— START OF Input data —

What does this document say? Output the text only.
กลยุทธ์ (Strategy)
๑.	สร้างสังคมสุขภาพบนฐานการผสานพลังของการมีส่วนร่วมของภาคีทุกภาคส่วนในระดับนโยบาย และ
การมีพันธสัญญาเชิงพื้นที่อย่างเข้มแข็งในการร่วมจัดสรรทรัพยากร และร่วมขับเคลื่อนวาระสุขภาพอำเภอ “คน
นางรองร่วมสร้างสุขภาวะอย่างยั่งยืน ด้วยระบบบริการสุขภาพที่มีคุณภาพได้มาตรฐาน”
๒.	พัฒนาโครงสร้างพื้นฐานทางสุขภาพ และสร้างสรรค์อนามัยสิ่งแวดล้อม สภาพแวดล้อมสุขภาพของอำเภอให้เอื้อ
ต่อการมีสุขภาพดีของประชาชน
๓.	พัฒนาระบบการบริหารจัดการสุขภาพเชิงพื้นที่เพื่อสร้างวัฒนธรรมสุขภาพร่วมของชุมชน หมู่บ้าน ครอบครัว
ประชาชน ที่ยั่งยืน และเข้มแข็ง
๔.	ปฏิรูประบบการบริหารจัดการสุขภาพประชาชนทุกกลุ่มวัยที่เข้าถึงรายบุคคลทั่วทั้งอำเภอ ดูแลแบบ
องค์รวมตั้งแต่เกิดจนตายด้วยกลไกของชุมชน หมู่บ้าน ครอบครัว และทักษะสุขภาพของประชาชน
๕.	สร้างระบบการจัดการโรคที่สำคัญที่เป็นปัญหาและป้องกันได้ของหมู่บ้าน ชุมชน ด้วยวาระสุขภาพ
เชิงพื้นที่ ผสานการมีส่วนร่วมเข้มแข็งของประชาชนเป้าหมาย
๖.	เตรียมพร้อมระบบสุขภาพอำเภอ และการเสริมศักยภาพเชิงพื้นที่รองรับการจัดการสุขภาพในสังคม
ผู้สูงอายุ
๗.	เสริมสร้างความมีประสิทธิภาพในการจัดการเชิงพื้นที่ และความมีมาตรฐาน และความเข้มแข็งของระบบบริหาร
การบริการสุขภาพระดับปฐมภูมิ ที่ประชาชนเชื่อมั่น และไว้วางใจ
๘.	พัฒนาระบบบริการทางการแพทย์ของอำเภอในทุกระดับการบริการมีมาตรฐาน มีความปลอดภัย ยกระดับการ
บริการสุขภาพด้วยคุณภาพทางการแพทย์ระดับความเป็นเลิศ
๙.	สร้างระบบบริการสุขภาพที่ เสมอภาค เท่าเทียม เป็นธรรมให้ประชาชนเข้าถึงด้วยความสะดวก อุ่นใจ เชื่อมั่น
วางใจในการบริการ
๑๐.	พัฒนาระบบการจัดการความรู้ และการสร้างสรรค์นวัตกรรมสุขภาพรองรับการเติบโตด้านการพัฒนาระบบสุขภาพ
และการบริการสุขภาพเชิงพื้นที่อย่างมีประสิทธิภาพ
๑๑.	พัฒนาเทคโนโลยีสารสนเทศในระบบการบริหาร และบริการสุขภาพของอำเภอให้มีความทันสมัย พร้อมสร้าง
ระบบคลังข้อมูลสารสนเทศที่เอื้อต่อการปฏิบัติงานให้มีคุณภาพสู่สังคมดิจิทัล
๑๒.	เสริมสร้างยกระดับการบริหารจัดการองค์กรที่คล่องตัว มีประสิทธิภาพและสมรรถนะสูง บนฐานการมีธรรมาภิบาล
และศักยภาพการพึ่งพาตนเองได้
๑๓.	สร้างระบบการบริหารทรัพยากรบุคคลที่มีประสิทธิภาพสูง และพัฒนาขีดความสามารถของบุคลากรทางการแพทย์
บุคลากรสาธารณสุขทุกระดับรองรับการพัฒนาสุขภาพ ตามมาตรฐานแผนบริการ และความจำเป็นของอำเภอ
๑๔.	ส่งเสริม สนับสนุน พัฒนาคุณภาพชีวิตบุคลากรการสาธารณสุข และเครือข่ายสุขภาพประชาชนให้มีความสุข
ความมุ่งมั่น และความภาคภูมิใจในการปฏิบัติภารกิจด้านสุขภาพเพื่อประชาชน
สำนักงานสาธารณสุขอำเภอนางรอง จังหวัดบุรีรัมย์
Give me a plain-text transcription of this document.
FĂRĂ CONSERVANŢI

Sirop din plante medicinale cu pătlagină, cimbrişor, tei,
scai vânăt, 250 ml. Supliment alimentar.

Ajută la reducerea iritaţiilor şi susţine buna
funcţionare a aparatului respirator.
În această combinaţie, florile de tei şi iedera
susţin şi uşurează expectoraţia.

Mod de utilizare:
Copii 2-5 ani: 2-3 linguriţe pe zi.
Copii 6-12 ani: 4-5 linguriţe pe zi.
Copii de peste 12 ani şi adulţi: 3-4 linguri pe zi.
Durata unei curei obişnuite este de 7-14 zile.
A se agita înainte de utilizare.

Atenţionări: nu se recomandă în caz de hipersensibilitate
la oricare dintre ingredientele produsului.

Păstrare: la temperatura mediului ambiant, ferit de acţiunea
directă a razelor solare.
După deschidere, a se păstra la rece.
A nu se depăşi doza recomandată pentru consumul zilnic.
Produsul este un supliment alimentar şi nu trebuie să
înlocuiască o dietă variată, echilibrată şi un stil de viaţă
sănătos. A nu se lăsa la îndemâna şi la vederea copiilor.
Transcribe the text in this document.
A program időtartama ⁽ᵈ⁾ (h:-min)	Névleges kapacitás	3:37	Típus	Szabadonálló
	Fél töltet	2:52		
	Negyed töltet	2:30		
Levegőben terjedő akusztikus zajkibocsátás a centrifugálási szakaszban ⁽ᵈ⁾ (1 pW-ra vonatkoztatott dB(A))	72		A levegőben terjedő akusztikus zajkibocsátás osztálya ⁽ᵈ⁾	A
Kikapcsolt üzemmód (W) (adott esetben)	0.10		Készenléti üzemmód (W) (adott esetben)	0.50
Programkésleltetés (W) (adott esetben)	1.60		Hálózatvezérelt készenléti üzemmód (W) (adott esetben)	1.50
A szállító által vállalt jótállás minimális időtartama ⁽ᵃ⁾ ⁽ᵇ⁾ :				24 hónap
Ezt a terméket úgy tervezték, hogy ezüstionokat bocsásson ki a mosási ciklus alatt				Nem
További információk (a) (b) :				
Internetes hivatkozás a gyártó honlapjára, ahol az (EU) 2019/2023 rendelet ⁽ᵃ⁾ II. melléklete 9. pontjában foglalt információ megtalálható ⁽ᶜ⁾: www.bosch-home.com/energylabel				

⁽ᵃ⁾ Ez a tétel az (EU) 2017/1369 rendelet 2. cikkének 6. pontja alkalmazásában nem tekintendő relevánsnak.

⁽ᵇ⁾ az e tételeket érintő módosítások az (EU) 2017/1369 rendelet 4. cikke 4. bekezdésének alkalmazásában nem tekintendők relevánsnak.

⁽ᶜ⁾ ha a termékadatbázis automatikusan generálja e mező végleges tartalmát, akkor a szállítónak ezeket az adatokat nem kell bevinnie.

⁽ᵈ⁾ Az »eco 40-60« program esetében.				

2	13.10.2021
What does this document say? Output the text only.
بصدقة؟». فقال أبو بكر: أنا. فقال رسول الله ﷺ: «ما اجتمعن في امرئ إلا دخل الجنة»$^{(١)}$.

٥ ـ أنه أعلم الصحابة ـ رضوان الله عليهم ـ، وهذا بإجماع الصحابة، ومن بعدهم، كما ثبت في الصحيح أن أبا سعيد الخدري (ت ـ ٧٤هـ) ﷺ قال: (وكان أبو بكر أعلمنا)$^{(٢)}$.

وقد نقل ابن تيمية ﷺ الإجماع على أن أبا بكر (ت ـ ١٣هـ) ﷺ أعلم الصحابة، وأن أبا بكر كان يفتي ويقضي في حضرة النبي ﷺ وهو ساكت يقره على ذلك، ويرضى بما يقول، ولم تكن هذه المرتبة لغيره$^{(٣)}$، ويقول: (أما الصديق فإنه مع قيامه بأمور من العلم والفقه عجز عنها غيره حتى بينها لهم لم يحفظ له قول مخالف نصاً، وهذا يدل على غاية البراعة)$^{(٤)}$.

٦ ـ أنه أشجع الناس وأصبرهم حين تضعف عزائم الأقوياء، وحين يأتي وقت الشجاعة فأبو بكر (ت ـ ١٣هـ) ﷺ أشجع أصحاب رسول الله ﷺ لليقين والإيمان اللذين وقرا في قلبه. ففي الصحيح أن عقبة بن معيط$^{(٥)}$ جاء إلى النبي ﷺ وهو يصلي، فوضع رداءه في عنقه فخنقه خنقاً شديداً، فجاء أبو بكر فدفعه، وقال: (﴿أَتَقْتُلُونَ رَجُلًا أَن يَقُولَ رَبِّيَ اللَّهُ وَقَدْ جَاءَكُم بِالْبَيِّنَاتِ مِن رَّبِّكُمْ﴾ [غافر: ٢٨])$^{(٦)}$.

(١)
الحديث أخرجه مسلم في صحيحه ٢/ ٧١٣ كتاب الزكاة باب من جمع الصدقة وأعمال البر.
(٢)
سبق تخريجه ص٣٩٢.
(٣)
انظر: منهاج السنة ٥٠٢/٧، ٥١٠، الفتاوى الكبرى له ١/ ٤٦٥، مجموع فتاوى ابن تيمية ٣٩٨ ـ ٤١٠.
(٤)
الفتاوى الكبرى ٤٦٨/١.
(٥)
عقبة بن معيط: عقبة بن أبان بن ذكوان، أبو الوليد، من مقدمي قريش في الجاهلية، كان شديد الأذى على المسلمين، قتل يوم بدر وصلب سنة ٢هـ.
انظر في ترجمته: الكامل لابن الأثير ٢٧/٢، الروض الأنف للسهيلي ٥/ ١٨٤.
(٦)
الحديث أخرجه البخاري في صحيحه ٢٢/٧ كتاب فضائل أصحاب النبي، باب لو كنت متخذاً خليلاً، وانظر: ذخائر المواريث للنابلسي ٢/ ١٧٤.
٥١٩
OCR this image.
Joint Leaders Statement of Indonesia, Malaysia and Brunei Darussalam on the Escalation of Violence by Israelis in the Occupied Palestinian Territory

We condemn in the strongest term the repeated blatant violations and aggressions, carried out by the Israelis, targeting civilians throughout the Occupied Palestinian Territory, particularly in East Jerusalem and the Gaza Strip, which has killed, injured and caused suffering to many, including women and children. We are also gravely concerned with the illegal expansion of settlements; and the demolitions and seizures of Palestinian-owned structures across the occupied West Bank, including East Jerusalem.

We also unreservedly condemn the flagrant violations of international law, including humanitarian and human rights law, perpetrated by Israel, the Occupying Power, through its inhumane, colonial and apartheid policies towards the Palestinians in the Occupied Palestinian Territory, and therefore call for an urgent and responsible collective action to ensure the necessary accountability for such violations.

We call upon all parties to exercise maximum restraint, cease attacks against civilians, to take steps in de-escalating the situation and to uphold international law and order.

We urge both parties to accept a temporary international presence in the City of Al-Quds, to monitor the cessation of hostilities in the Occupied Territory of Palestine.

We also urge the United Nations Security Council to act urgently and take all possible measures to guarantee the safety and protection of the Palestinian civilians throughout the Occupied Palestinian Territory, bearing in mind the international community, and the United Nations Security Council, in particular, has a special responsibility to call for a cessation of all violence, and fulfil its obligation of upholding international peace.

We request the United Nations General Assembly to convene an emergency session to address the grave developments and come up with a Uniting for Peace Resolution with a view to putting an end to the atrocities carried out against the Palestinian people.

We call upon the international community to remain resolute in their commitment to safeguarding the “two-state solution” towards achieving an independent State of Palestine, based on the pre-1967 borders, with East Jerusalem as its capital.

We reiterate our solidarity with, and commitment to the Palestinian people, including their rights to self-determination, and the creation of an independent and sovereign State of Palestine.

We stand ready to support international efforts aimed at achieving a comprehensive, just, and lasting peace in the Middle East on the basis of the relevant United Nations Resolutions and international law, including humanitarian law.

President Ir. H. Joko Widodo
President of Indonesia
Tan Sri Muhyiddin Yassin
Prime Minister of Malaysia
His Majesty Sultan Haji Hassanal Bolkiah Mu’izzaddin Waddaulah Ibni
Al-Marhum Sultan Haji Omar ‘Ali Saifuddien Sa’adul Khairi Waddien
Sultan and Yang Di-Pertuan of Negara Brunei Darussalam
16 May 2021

— END OF Input data —

Exercise details → From the data, list each line in which the string "ครอบคร" appears.

Written reply →
๓.	พัฒนาระบบการบริหารจัดการสุขภาพเชิงพื้นที่เพื่อสร้างวัฒนธรรมสุขภาพร่วมของชุมชน หมู่บ้าน ครอบครัว
องค์รวมตั้งแต่เกิดจนตายด้วยกลไกของชุมชน หมู่บ้าน ครอบครัว และทักษะสุขภาพของประชาชน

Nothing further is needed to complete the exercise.